Aim:
Nothing in the data should change when you return it, but leave the pictures out.
-- BEGIN Information shown --
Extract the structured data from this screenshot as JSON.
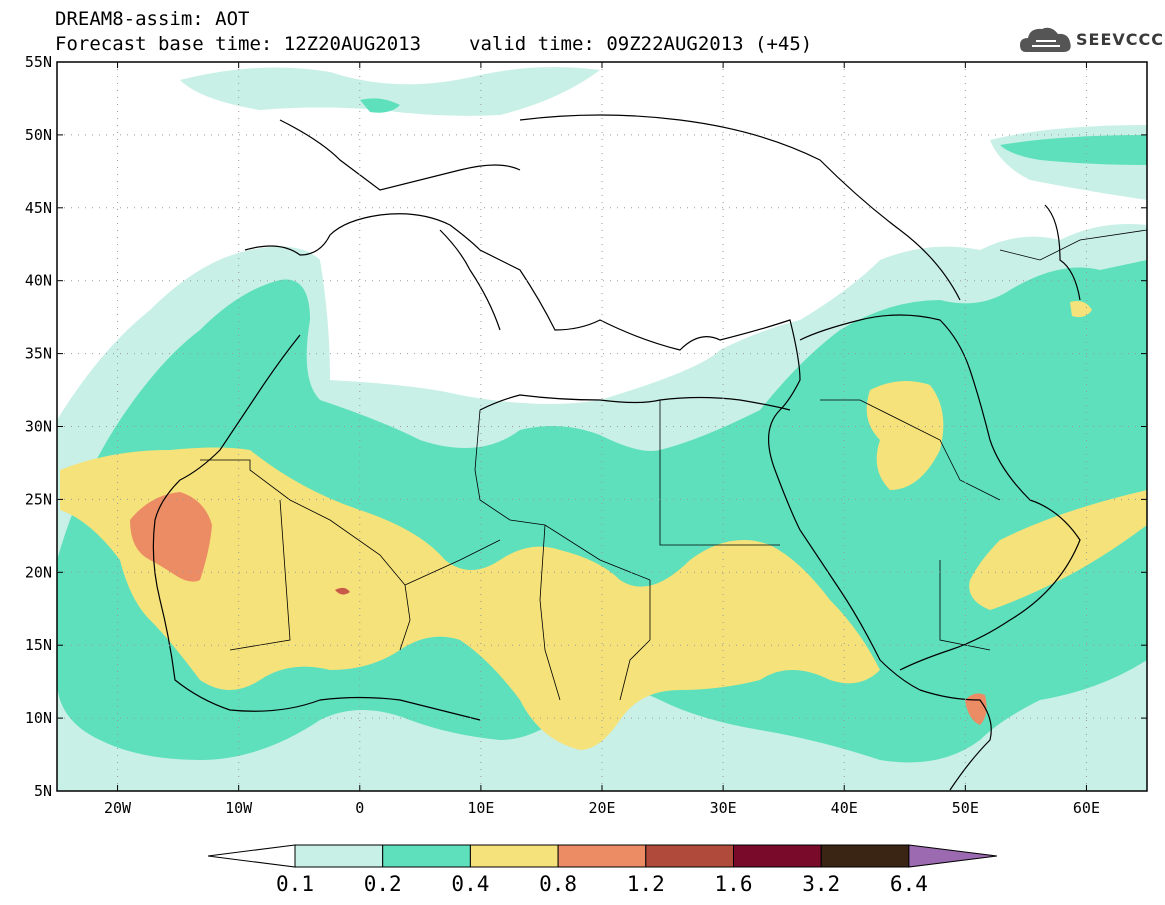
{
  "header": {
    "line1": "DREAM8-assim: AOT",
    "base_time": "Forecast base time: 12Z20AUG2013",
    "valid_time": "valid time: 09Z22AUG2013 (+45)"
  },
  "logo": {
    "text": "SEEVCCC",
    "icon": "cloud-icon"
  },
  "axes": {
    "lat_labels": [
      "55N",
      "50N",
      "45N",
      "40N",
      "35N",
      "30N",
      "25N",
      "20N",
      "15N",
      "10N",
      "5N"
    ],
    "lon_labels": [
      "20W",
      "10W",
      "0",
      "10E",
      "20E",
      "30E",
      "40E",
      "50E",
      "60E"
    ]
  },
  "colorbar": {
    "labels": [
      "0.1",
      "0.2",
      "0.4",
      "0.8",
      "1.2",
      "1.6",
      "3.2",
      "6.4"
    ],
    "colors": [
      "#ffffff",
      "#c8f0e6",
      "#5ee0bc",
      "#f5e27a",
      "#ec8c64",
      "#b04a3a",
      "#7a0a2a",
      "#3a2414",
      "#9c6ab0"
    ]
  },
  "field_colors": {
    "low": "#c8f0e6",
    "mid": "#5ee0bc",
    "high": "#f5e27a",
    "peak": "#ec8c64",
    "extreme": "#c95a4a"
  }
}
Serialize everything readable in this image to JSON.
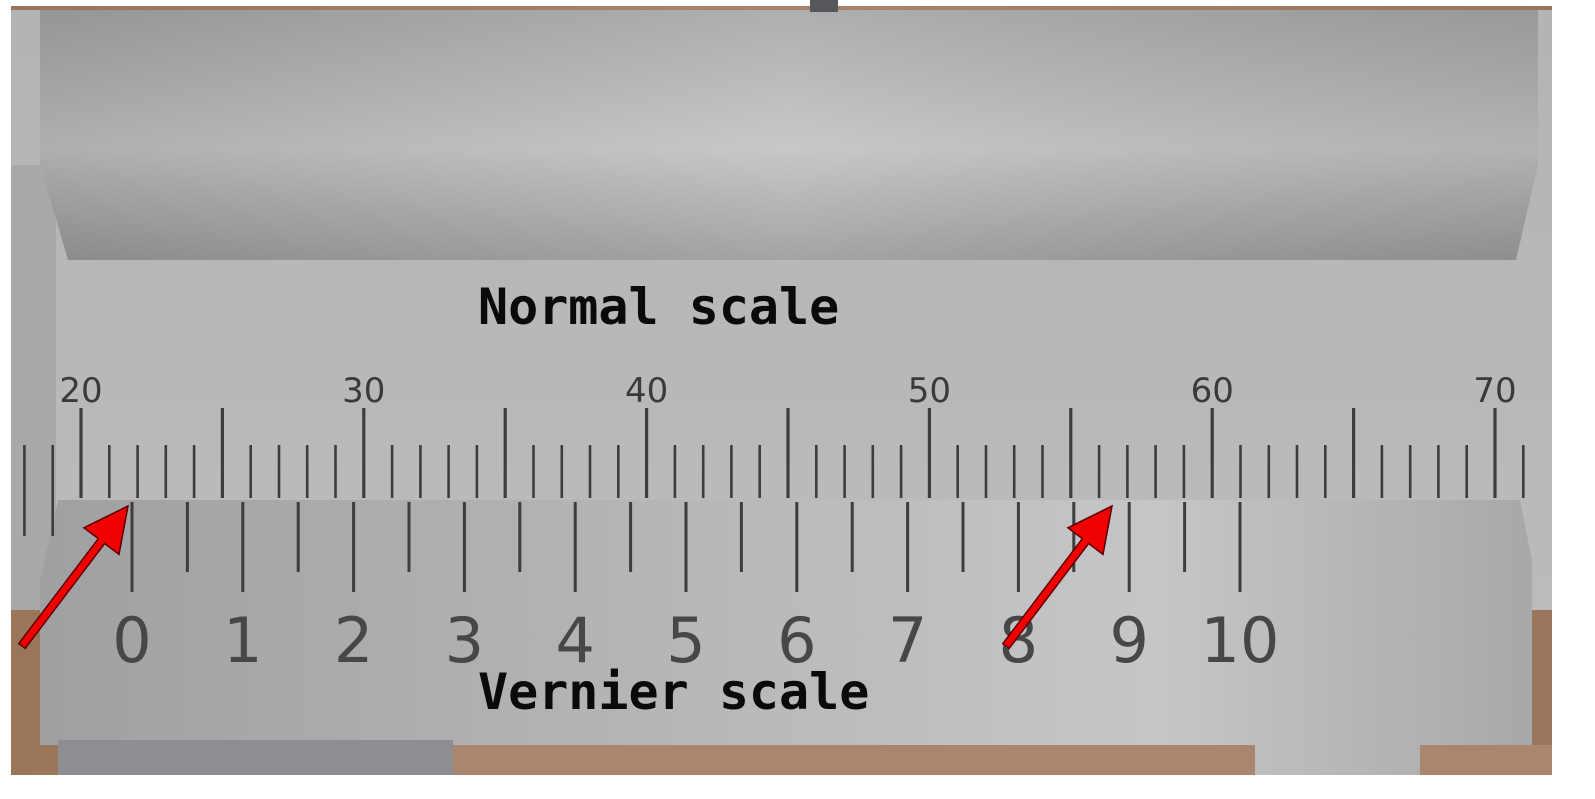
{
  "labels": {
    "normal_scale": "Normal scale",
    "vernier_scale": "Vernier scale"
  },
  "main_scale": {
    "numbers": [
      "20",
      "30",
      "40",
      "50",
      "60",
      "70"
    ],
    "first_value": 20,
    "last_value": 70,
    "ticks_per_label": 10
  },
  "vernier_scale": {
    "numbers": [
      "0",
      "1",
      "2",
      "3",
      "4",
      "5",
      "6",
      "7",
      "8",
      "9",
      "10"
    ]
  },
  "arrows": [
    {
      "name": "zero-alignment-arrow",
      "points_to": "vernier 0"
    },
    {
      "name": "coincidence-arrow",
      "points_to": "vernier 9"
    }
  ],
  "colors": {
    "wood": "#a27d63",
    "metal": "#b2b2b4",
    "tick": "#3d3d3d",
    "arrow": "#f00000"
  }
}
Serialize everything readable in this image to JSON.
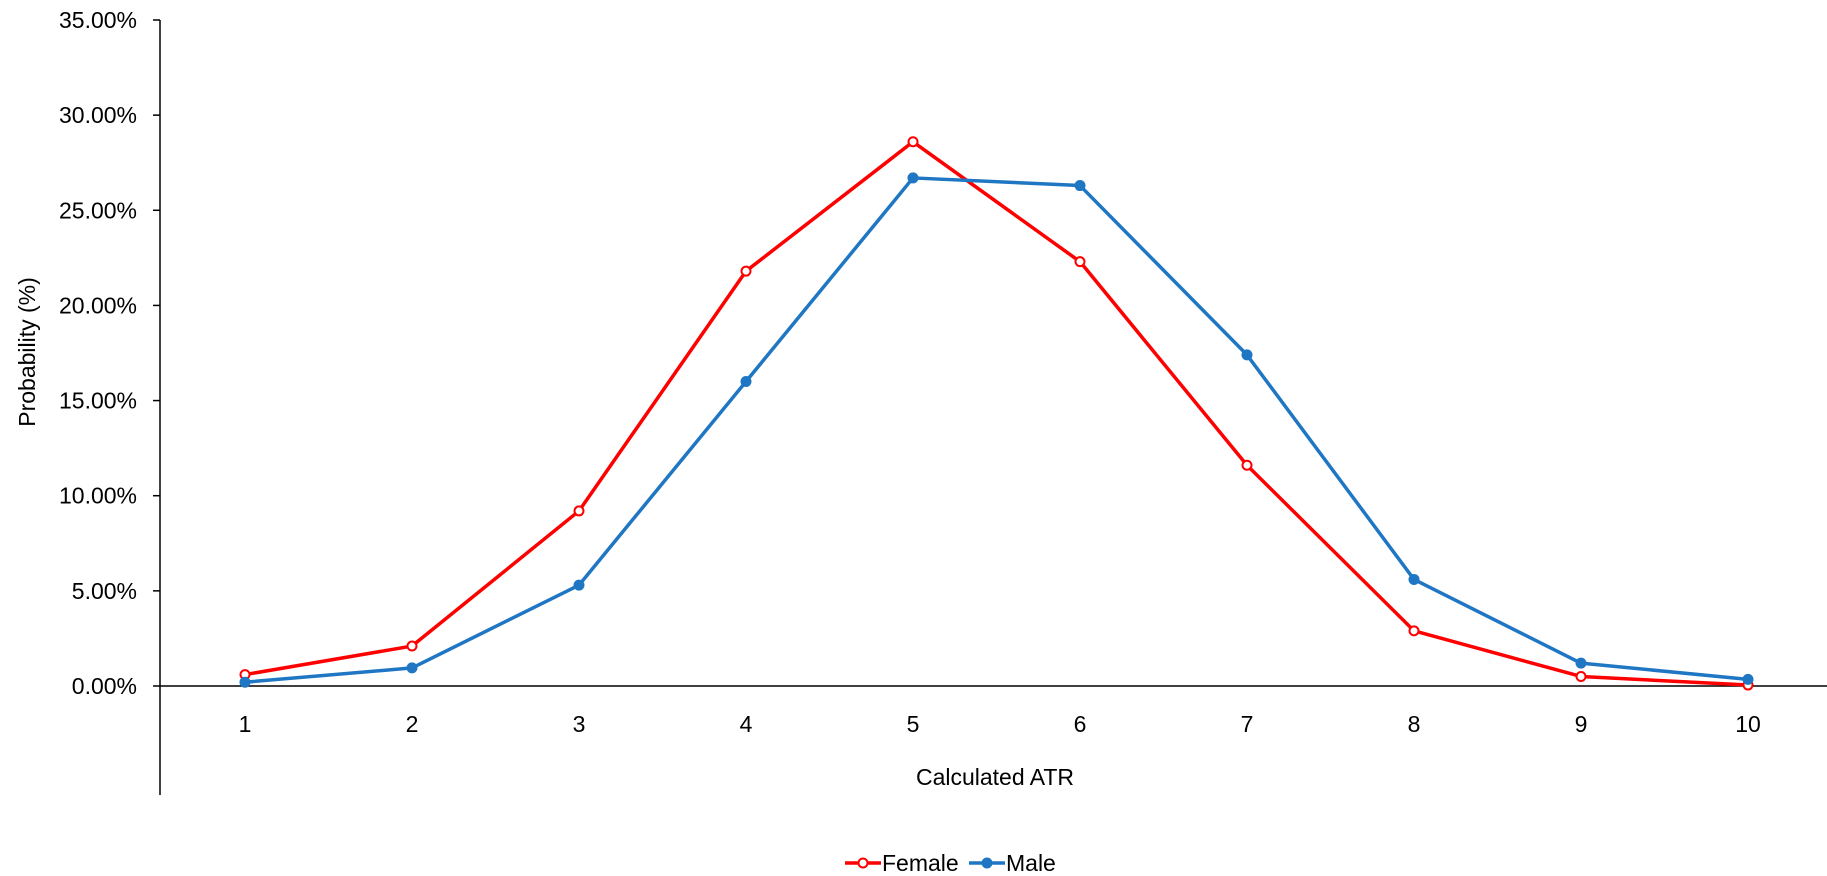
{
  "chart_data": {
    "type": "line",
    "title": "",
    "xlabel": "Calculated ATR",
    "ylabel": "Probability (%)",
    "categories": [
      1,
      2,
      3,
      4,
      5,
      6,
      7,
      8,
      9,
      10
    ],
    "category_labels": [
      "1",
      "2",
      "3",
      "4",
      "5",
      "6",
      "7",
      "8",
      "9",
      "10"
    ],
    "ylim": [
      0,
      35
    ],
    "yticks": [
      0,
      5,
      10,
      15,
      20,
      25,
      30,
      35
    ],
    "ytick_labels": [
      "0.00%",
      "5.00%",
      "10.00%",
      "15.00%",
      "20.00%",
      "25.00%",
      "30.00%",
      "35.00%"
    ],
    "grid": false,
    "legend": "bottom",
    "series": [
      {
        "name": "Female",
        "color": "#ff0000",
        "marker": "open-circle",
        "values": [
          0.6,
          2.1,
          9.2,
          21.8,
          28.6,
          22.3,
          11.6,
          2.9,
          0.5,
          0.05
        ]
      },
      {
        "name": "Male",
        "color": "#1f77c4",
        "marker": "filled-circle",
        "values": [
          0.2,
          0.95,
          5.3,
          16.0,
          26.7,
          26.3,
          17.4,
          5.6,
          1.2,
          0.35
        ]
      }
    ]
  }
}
-- END Information shown --
Answer to this task:
Extract the structured data from this screenshot as JSON.
{
  "header": {
    "line1": "DREAM8-assim: AOT",
    "base_time": "Forecast base time: 12Z20AUG2013",
    "valid_time": "valid time: 09Z22AUG2013 (+45)"
  },
  "logo": {
    "text": "SEEVCCC",
    "icon": "cloud-icon"
  },
  "axes": {
    "lat_labels": [
      "55N",
      "50N",
      "45N",
      "40N",
      "35N",
      "30N",
      "25N",
      "20N",
      "15N",
      "10N",
      "5N"
    ],
    "lon_labels": [
      "20W",
      "10W",
      "0",
      "10E",
      "20E",
      "30E",
      "40E",
      "50E",
      "60E"
    ]
  },
  "colorbar": {
    "labels": [
      "0.1",
      "0.2",
      "0.4",
      "0.8",
      "1.2",
      "1.6",
      "3.2",
      "6.4"
    ],
    "colors": [
      "#ffffff",
      "#c8f0e6",
      "#5ee0bc",
      "#f5e27a",
      "#ec8c64",
      "#b04a3a",
      "#7a0a2a",
      "#3a2414",
      "#9c6ab0"
    ]
  },
  "field_colors": {
    "low": "#c8f0e6",
    "mid": "#5ee0bc",
    "high": "#f5e27a",
    "peak": "#ec8c64",
    "extreme": "#c95a4a"
  }
}
Serialize everything readable in this image to JSON.
{
  "labels": {
    "normal_scale": "Normal scale",
    "vernier_scale": "Vernier scale"
  },
  "main_scale": {
    "numbers": [
      "20",
      "30",
      "40",
      "50",
      "60",
      "70"
    ],
    "first_value": 20,
    "last_value": 70,
    "ticks_per_label": 10
  },
  "vernier_scale": {
    "numbers": [
      "0",
      "1",
      "2",
      "3",
      "4",
      "5",
      "6",
      "7",
      "8",
      "9",
      "10"
    ]
  },
  "arrows": [
    {
      "name": "zero-alignment-arrow",
      "points_to": "vernier 0"
    },
    {
      "name": "coincidence-arrow",
      "points_to": "vernier 9"
    }
  ],
  "colors": {
    "wood": "#a27d63",
    "metal": "#b2b2b4",
    "tick": "#3d3d3d",
    "arrow": "#f00000"
  }
}
Serialize everything readable in this image to JSON.
{
  "chart_data": {
    "type": "line",
    "title": "",
    "xlabel": "Calculated ATR",
    "ylabel": "Probability (%)",
    "categories": [
      1,
      2,
      3,
      4,
      5,
      6,
      7,
      8,
      9,
      10
    ],
    "category_labels": [
      "1",
      "2",
      "3",
      "4",
      "5",
      "6",
      "7",
      "8",
      "9",
      "10"
    ],
    "ylim": [
      0,
      35
    ],
    "yticks": [
      0,
      5,
      10,
      15,
      20,
      25,
      30,
      35
    ],
    "ytick_labels": [
      "0.00%",
      "5.00%",
      "10.00%",
      "15.00%",
      "20.00%",
      "25.00%",
      "30.00%",
      "35.00%"
    ],
    "grid": false,
    "legend": "bottom",
    "series": [
      {
        "name": "Female",
        "color": "#ff0000",
        "marker": "open-circle",
        "values": [
          0.6,
          2.1,
          9.2,
          21.8,
          28.6,
          22.3,
          11.6,
          2.9,
          0.5,
          0.05
        ]
      },
      {
        "name": "Male",
        "color": "#1f77c4",
        "marker": "filled-circle",
        "values": [
          0.2,
          0.95,
          5.3,
          16.0,
          26.7,
          26.3,
          17.4,
          5.6,
          1.2,
          0.35
        ]
      }
    ]
  }
}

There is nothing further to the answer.